Data tied to figure images
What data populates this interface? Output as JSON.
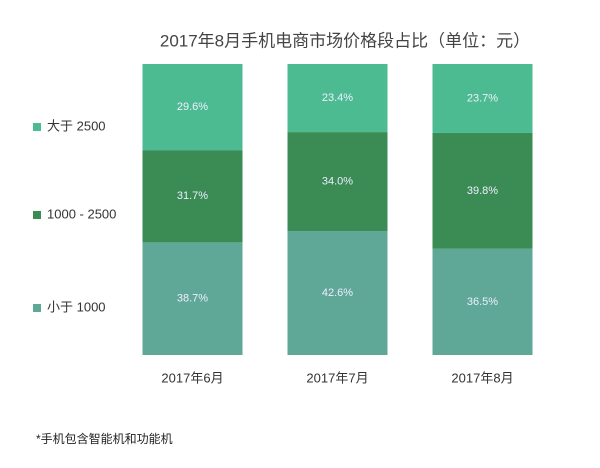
{
  "chart_data": {
    "type": "stacked_bar_100",
    "title": "2017年8月手机电商市场价格段占比（单位：元）",
    "footnote": "*手机包含智能机和功能机",
    "categories": [
      "2017年6月",
      "2017年7月",
      "2017年8月"
    ],
    "series": [
      {
        "name": "小于 1000",
        "color": "#5fa898",
        "values": [
          38.7,
          42.6,
          36.5
        ],
        "value_labels": [
          "38.7%",
          "42.6%",
          "36.5%"
        ]
      },
      {
        "name": "1000 - 2500",
        "color": "#3b8b55",
        "values": [
          31.7,
          34.0,
          39.8
        ],
        "value_labels": [
          "31.7%",
          "34.0%",
          "39.8%"
        ]
      },
      {
        "name": "大于 2500",
        "color": "#4dbb92",
        "values": [
          29.6,
          23.4,
          23.7
        ],
        "value_labels": [
          "29.6%",
          "23.4%",
          "23.7%"
        ]
      }
    ]
  }
}
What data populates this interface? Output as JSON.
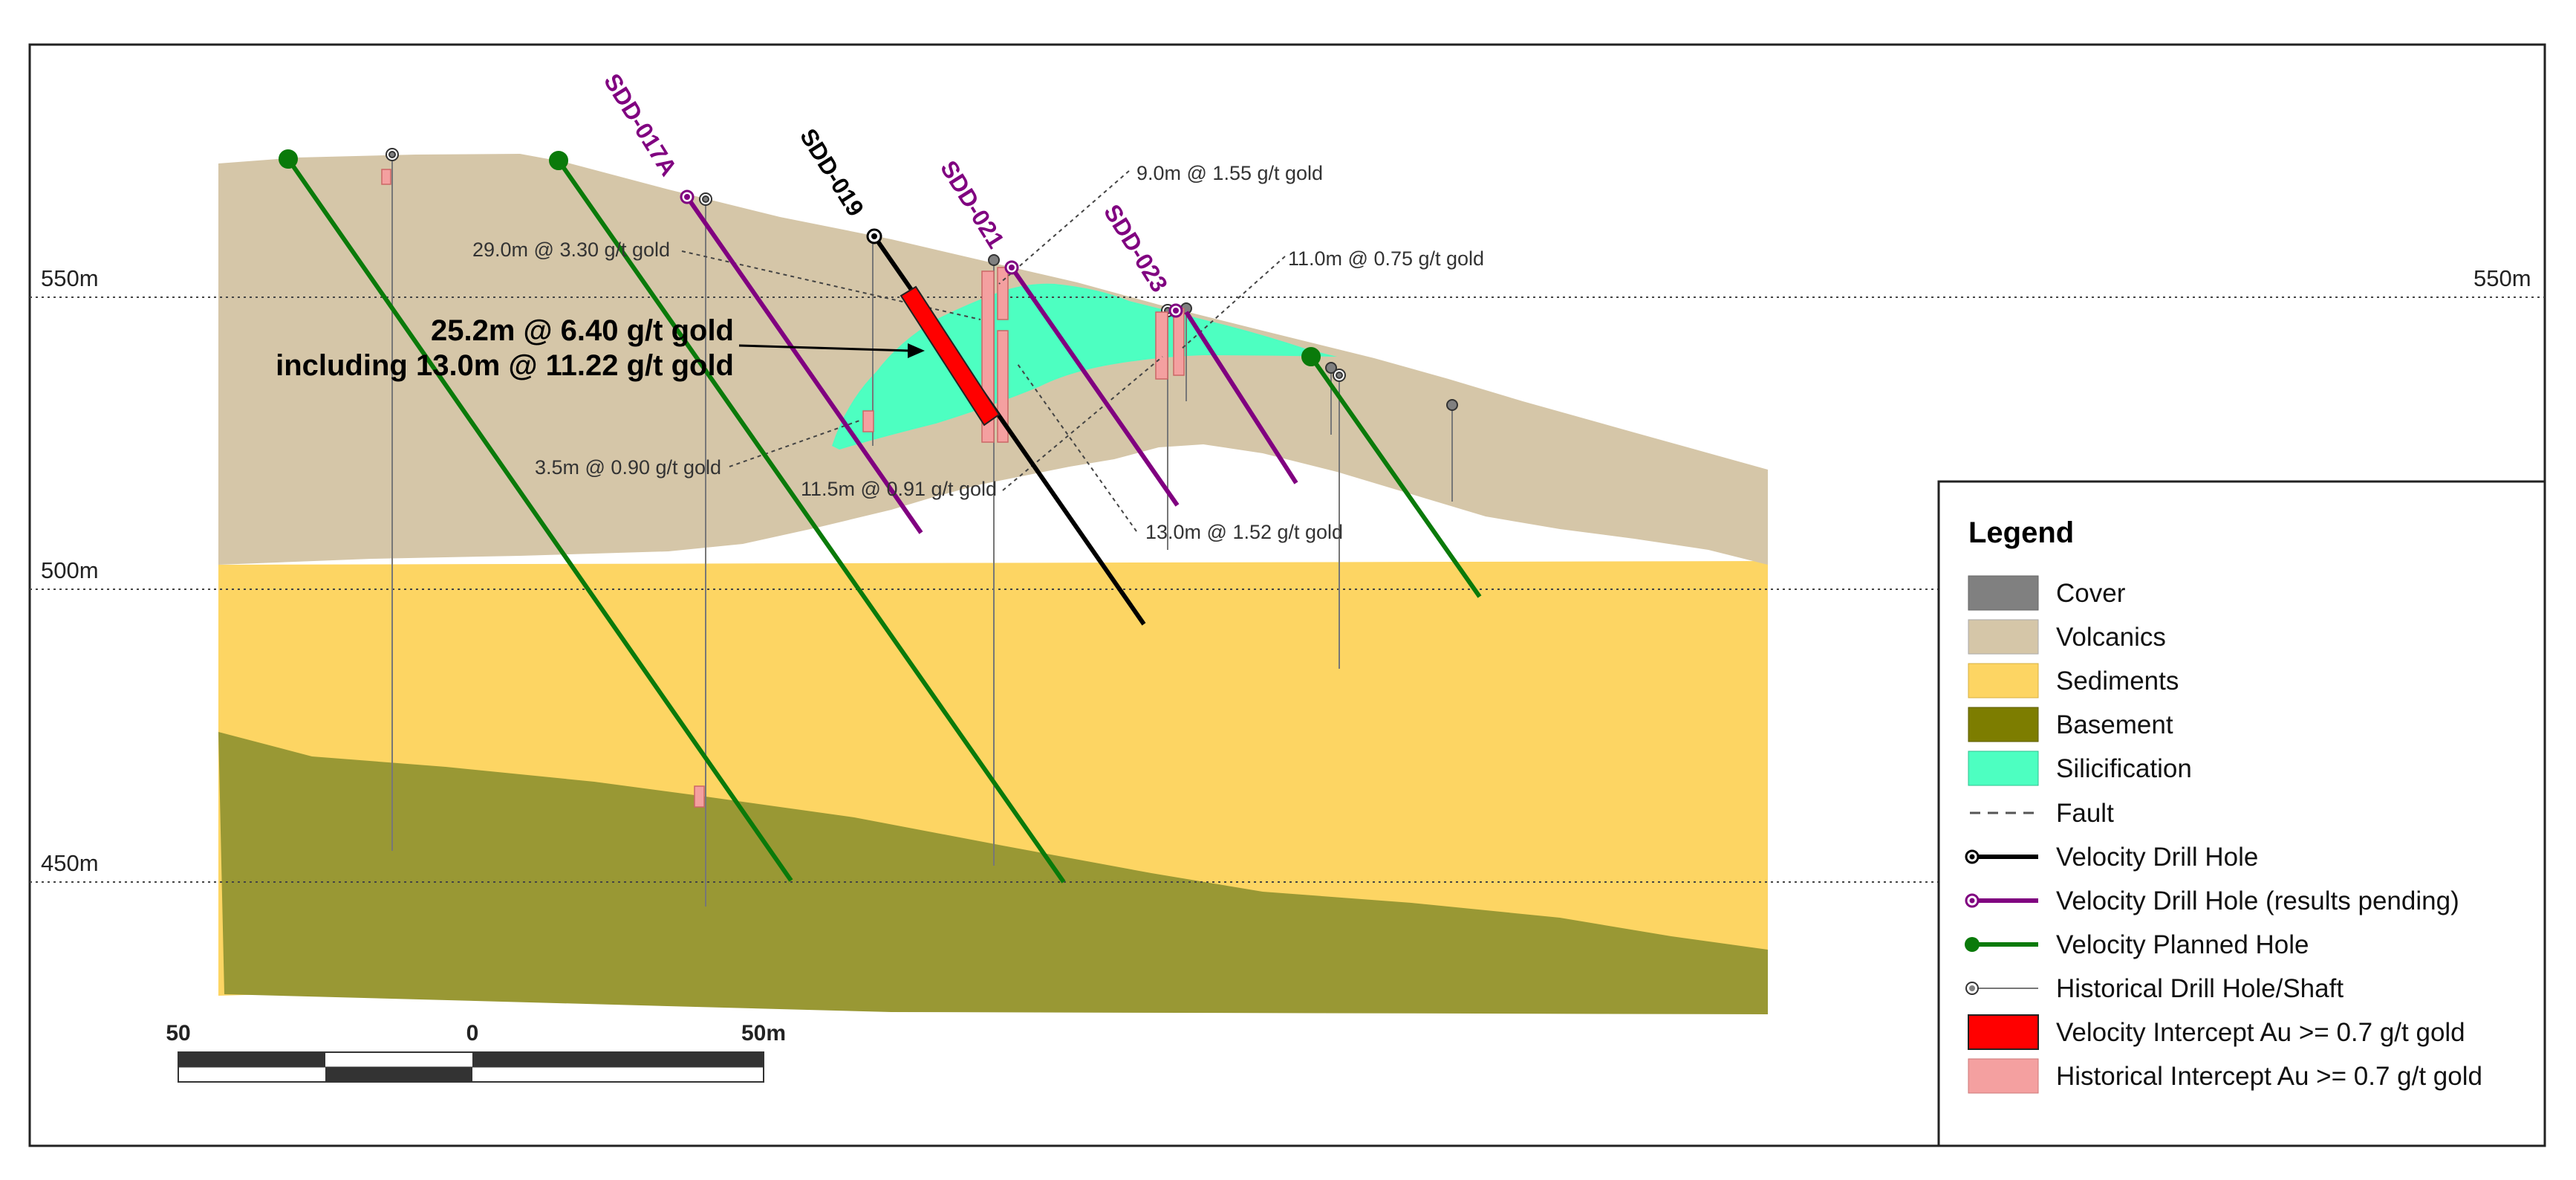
{
  "elevations": {
    "e550": "550m",
    "e500": "500m",
    "e450": "450m"
  },
  "holes": {
    "sdd017a": "SDD-017A",
    "sdd019": "SDD-019",
    "sdd021": "SDD-021",
    "sdd023": "SDD-023"
  },
  "intercepts": {
    "i1": "29.0m @ 3.30 g/t gold",
    "i2": "9.0m @ 1.55 g/t gold",
    "i3": "11.0m @ 0.75 g/t gold",
    "i4": "3.5m @ 0.90 g/t gold",
    "i5": "11.5m @ 0.91 g/t gold",
    "i6": "13.0m @ 1.52 g/t gold"
  },
  "headline": {
    "line1": "25.2m @ 6.40 g/t gold",
    "line2": "including 13.0m @ 11.22 g/t gold"
  },
  "scale_bar": {
    "left": "50",
    "mid": "0",
    "right": "50m"
  },
  "legend": {
    "title": "Legend",
    "items": [
      {
        "label": "Cover",
        "color": "#808080"
      },
      {
        "label": "Volcanics",
        "color": "#d5c6a8"
      },
      {
        "label": "Sediments",
        "color": "#fdd563"
      },
      {
        "label": "Basement",
        "color": "#7d7d00"
      },
      {
        "label": "Silicification",
        "color": "#4dffc1"
      },
      {
        "label": "Fault",
        "color": "#555555"
      },
      {
        "label": "Velocity Drill Hole",
        "color": "#000000"
      },
      {
        "label": "Velocity Drill Hole (results pending)",
        "color": "#800080"
      },
      {
        "label": "Velocity Planned Hole",
        "color": "#0a7a0a"
      },
      {
        "label": "Historical Drill Hole/Shaft",
        "color": "#808080"
      },
      {
        "label": "Velocity Intercept Au >= 0.7 g/t gold",
        "color": "#ff0000"
      },
      {
        "label": "Historical Intercept Au >= 0.7 g/t gold",
        "color": "#f4a0a0"
      }
    ]
  }
}
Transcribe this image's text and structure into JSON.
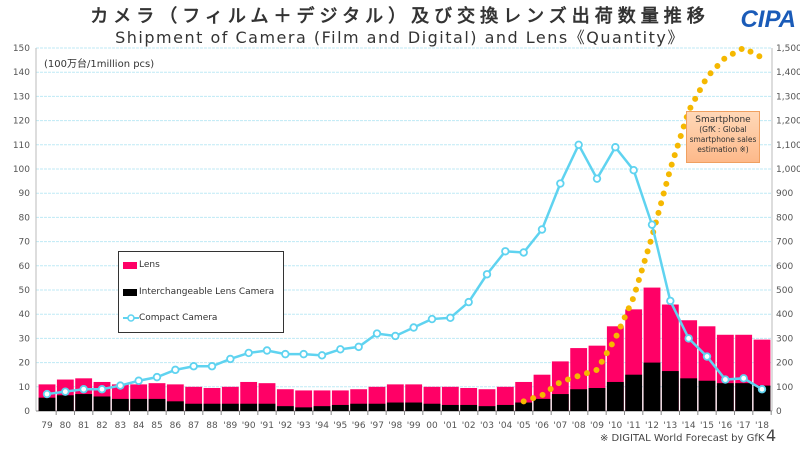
{
  "header": {
    "title_jp": "カメラ（フィルム＋デジタル）及び交換レンズ出荷数量推移",
    "title_en": "Shipment of Camera (Film and Digital) and Lens《Quantity》",
    "logo": "CIPA"
  },
  "unit_label": "(100万台/1million pcs)",
  "annotation": {
    "title": "Smartphone",
    "text": "(GfK : Global smartphone sales estimation ※)"
  },
  "footnote": "※ DIGITAL World Forecast by GfK",
  "page_number": "4",
  "colors": {
    "lens": "#ff0066",
    "ilc": "#000000",
    "compact": "#5fd3f0",
    "smartphone": "#f5b800",
    "grid": "#bfeaf5"
  },
  "chart_data": {
    "type": "bar",
    "title": "Shipment of Camera (Film and Digital) and Lens《Quantity》",
    "ylabel": "(100万台/1million pcs)",
    "ylim": [
      0,
      150
    ],
    "y2lim": [
      0,
      1500
    ],
    "yticks": [
      "0",
      "10",
      "20",
      "30",
      "40",
      "50",
      "60",
      "70",
      "80",
      "90",
      "100",
      "110",
      "120",
      "130",
      "140",
      "150"
    ],
    "y2ticks": [
      "0",
      "100",
      "200",
      "300",
      "400",
      "500",
      "600",
      "700",
      "800",
      "900",
      "1,000",
      "1,100",
      "1,200",
      "1,300",
      "1,400",
      "1,500"
    ],
    "grid": true,
    "legend_position": "left-middle",
    "categories": [
      "79",
      "80",
      "81",
      "82",
      "83",
      "84",
      "85",
      "86",
      "87",
      "88",
      "'89",
      "'90",
      "'91",
      "'92",
      "'93",
      "'94",
      "'95",
      "'96",
      "'97",
      "'98",
      "'99",
      "00",
      "'01",
      "'02",
      "'03",
      "'04",
      "'05",
      "'06",
      "'07",
      "'08",
      "'09",
      "'10",
      "'11",
      "'12",
      "'13",
      "'14",
      "'15",
      "'16",
      "'17",
      "'18"
    ],
    "series": [
      {
        "name": "Lens",
        "type": "bar",
        "axis": "left",
        "values": [
          11,
          13,
          13.5,
          12,
          11,
          11,
          11.5,
          11,
          10,
          9.5,
          10,
          12,
          11.5,
          9,
          8.5,
          8.5,
          8.5,
          9,
          10,
          11,
          11,
          10,
          10,
          9.5,
          9,
          10,
          12,
          15,
          20.5,
          26,
          27,
          35,
          42,
          51,
          44,
          37.5,
          35,
          31.5,
          31.5,
          29.5
        ]
      },
      {
        "name": "Interchangeable Lens Camera",
        "type": "bar",
        "axis": "left",
        "values": [
          5.5,
          6.5,
          7,
          6,
          5,
          5,
          5,
          4,
          3,
          3,
          3,
          3,
          3,
          2,
          1.5,
          2,
          2.5,
          3,
          3,
          3.5,
          3.5,
          3,
          2.5,
          2.5,
          2,
          2.5,
          3.5,
          5,
          7,
          9,
          9.5,
          12,
          15,
          20,
          16.5,
          13.5,
          12.5,
          11.5,
          11.5,
          10.5
        ]
      },
      {
        "name": "Compact Camera",
        "type": "line",
        "axis": "left",
        "values": [
          7,
          8,
          9,
          9,
          10.5,
          12.5,
          14,
          17,
          18.5,
          18.5,
          21.5,
          24,
          25,
          23.5,
          23.5,
          23,
          25.5,
          26.5,
          32,
          31,
          34.5,
          38,
          38.5,
          45,
          56.5,
          66,
          65.5,
          75,
          94,
          110,
          96,
          109,
          99.5,
          77,
          45.5,
          30,
          22.5,
          13,
          13.5,
          9
        ]
      },
      {
        "name": "Smartphone",
        "type": "dotted-line",
        "axis": "right",
        "values": [
          null,
          null,
          null,
          null,
          null,
          null,
          null,
          null,
          null,
          null,
          null,
          null,
          null,
          null,
          null,
          null,
          null,
          null,
          null,
          null,
          null,
          null,
          null,
          null,
          null,
          null,
          40,
          65,
          120,
          145,
          170,
          300,
          470,
          720,
          1000,
          1240,
          1380,
          1460,
          1500,
          1460
        ]
      }
    ]
  },
  "legend": {
    "lens": "Lens",
    "ilc": "Interchangeable Lens Camera",
    "compact": "Compact Camera"
  }
}
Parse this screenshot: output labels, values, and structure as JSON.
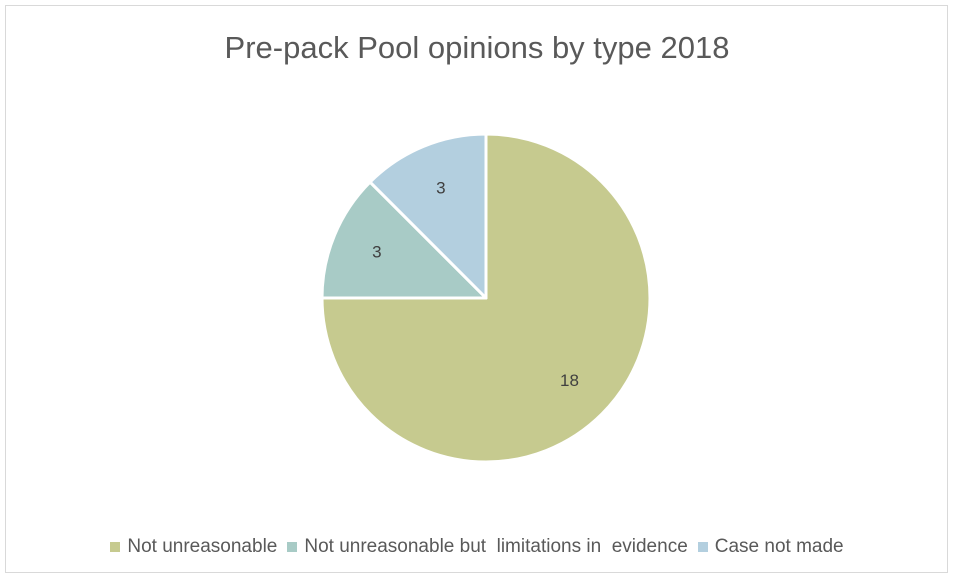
{
  "chart_data": {
    "type": "pie",
    "title": "Pre-pack Pool opinions by type 2018",
    "slices": [
      {
        "label": "Not unreasonable",
        "value": 18,
        "color": "#c6ca8f"
      },
      {
        "label": "Not unreasonable but  limitations in  evidence",
        "value": 3,
        "color": "#a8cbc6"
      },
      {
        "label": "Case not made",
        "value": 3,
        "color": "#b3cfdf"
      }
    ],
    "legend_position": "bottom",
    "data_labels": true
  }
}
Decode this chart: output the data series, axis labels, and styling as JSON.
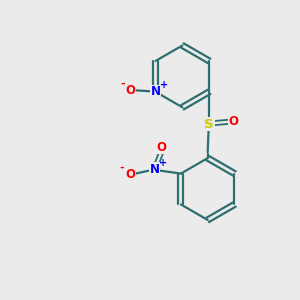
{
  "background_color": "#ebebeb",
  "bond_color": "#2d6e6e",
  "N_color": "#0000ff",
  "O_color": "#ff0000",
  "S_color": "#cccc00",
  "figsize": [
    3.0,
    3.0
  ],
  "dpi": 100,
  "xlim": [
    0,
    10
  ],
  "ylim": [
    0,
    10
  ]
}
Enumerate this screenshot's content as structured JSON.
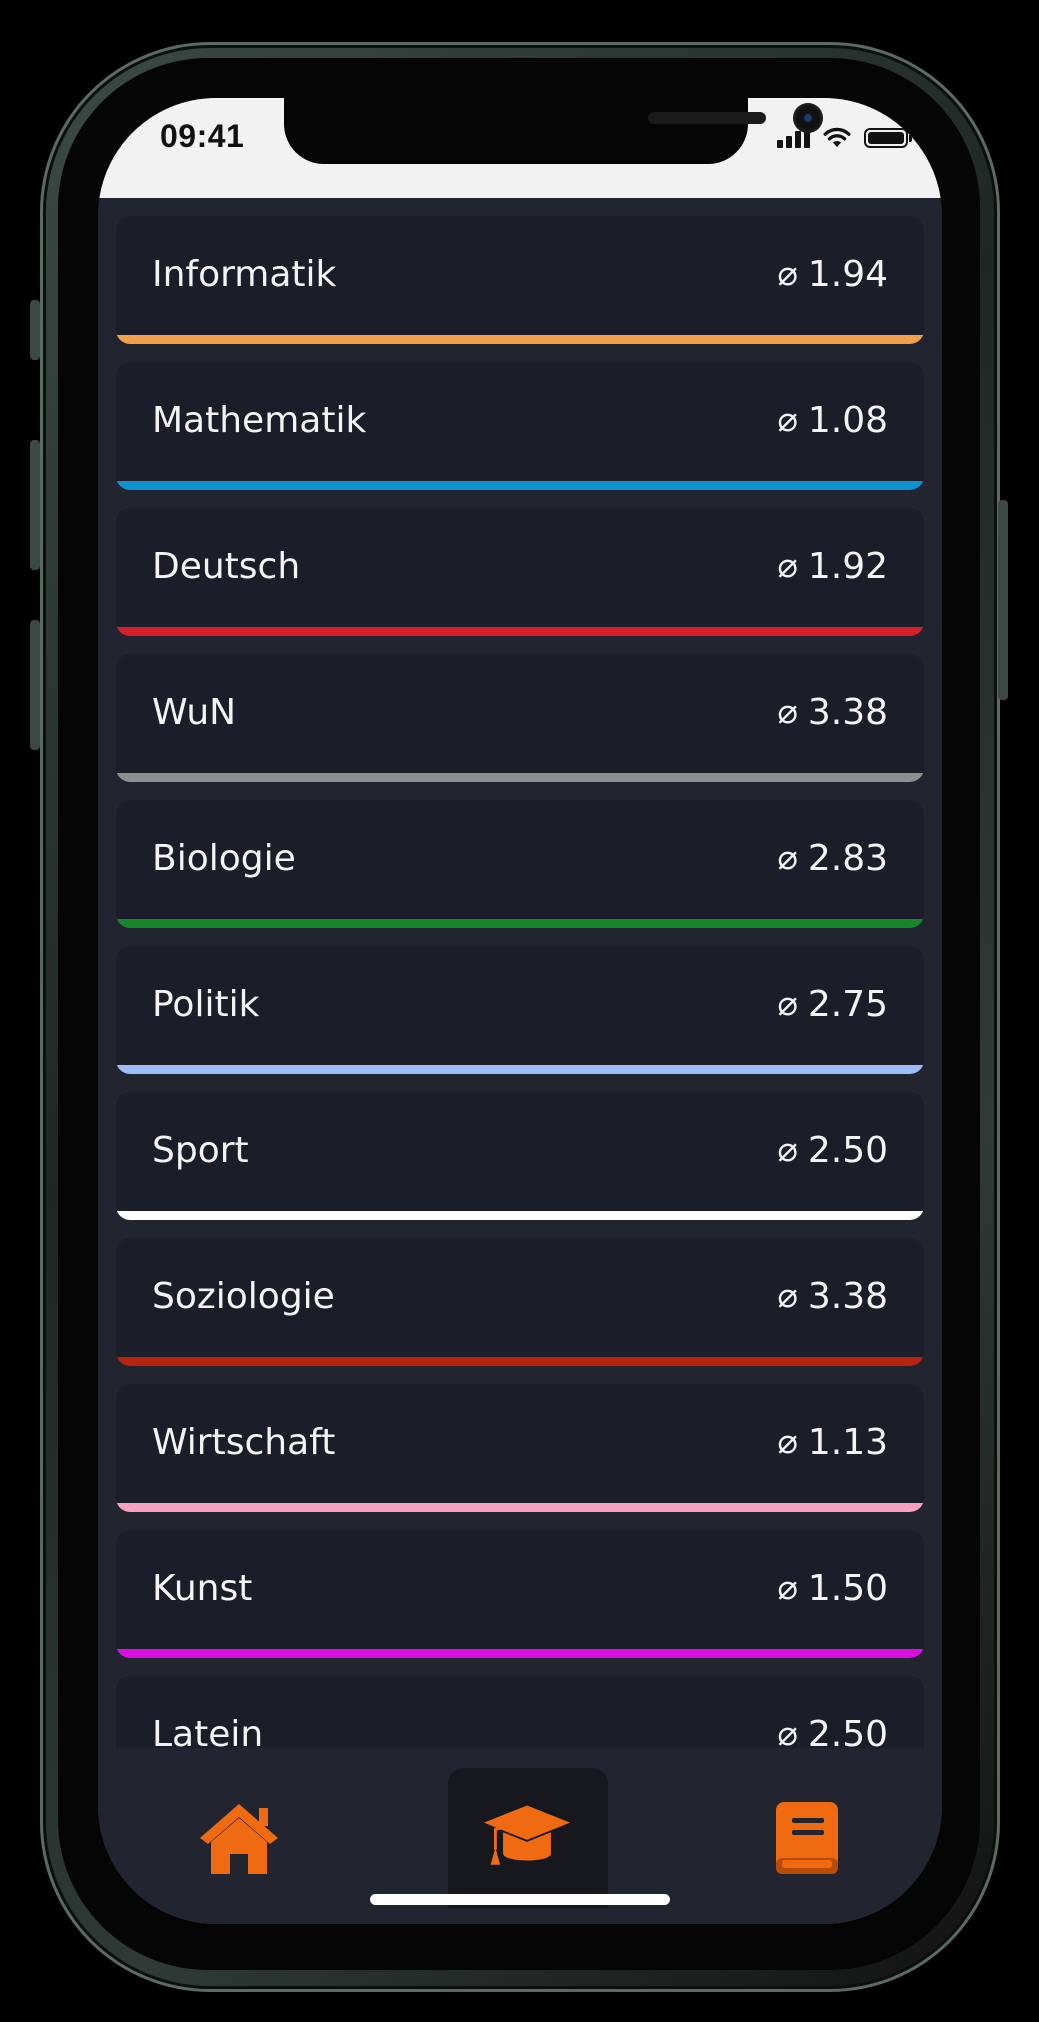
{
  "status": {
    "time": "09:41"
  },
  "subjects": [
    {
      "name": "Informatik",
      "avg_symbol": "⌀",
      "avg": "1.94",
      "color": "#f0a04b"
    },
    {
      "name": "Mathematik",
      "avg_symbol": "⌀",
      "avg": "1.08",
      "color": "#1192d0"
    },
    {
      "name": "Deutsch",
      "avg_symbol": "⌀",
      "avg": "1.92",
      "color": "#d61f26"
    },
    {
      "name": "WuN",
      "avg_symbol": "⌀",
      "avg": "3.38",
      "color": "#8e8e8e"
    },
    {
      "name": "Biologie",
      "avg_symbol": "⌀",
      "avg": "2.83",
      "color": "#17862b"
    },
    {
      "name": "Politik",
      "avg_symbol": "⌀",
      "avg": "2.75",
      "color": "#9ebdf6"
    },
    {
      "name": "Sport",
      "avg_symbol": "⌀",
      "avg": "2.50",
      "color": "#ffffff"
    },
    {
      "name": "Soziologie",
      "avg_symbol": "⌀",
      "avg": "3.38",
      "color": "#b62410"
    },
    {
      "name": "Wirtschaft",
      "avg_symbol": "⌀",
      "avg": "1.13",
      "color": "#f4a1c0"
    },
    {
      "name": "Kunst",
      "avg_symbol": "⌀",
      "avg": "1.50",
      "color": "#d80fe0"
    },
    {
      "name": "Latein",
      "avg_symbol": "⌀",
      "avg": "2.50",
      "color": "#1192d0"
    }
  ],
  "tabs": [
    {
      "icon": "home-icon",
      "active": false
    },
    {
      "icon": "graduation-cap-icon",
      "active": true
    },
    {
      "icon": "book-icon",
      "active": false
    }
  ],
  "accent": "#f06a12"
}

## [Problem requirements]
In the material above, find the lines that contain "footnote" and show them.

## [Exercise answer]
    "footnote": "*手机包含智能机和功能机",
  "footnote": "※ DIGITAL World Forecast by GfK",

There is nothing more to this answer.